» **Aim of the exercise**
Your answer should be a single number: the count of lines that hold the word "процессных".

*** Record extracts

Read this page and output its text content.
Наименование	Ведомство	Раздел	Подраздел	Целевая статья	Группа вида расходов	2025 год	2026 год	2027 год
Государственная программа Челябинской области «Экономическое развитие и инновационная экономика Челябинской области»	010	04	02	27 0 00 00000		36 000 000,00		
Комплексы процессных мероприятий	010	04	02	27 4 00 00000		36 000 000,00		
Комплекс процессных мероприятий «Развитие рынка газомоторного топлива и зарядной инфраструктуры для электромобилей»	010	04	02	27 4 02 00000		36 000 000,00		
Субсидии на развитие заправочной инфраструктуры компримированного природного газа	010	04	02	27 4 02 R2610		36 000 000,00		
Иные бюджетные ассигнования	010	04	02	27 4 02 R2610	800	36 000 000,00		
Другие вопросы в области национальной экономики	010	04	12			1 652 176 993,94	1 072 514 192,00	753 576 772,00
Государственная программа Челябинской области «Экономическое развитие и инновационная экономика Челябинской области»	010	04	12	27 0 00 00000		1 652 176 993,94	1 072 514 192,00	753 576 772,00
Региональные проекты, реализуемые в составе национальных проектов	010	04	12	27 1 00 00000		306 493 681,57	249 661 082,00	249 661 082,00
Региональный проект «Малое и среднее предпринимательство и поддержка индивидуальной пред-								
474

******

» **Worked answer**
2